*RECORDS SUPPLIED:*
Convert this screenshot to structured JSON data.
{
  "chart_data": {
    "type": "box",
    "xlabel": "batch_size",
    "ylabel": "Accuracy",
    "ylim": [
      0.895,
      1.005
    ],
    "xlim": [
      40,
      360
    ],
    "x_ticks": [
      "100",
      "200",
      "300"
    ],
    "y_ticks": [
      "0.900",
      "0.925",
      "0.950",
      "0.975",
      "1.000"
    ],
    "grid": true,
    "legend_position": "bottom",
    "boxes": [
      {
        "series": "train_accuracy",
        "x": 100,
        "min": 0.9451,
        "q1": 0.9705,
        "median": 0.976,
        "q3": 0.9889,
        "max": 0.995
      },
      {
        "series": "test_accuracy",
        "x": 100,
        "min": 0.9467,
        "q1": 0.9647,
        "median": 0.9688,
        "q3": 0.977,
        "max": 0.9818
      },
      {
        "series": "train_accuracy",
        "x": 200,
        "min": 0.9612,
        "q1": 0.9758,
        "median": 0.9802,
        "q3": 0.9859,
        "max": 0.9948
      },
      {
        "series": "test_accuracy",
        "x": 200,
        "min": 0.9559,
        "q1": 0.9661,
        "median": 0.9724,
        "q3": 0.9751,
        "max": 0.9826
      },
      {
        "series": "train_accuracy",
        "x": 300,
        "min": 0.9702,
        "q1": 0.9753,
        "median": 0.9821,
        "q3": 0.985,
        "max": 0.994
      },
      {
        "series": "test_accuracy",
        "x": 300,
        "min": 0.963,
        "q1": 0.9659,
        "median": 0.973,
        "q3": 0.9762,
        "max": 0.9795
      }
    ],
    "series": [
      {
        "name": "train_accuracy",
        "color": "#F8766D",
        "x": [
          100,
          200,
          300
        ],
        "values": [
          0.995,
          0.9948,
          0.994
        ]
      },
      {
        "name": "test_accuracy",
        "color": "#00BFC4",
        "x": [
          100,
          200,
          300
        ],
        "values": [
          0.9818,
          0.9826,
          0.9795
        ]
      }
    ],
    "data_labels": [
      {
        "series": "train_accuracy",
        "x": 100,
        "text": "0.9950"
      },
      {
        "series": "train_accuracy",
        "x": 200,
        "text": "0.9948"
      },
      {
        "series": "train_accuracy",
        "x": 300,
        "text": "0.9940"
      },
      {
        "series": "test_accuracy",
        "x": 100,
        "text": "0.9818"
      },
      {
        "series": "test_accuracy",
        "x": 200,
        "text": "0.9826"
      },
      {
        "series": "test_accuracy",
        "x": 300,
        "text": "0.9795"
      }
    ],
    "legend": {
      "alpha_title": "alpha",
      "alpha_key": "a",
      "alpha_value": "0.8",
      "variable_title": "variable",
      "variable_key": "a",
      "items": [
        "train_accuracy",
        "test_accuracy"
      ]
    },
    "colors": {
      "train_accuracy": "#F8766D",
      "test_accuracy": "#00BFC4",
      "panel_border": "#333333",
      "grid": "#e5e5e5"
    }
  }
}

*TASK TO COMPLETE:* Using the listing, copy every line where the word "median" shows up.

*RESPONSE TO THIS TASK:*
        "median": 0.976,
        "median": 0.9688,
        "median": 0.9802,
        "median": 0.9724,
        "median": 0.9821,
        "median": 0.973,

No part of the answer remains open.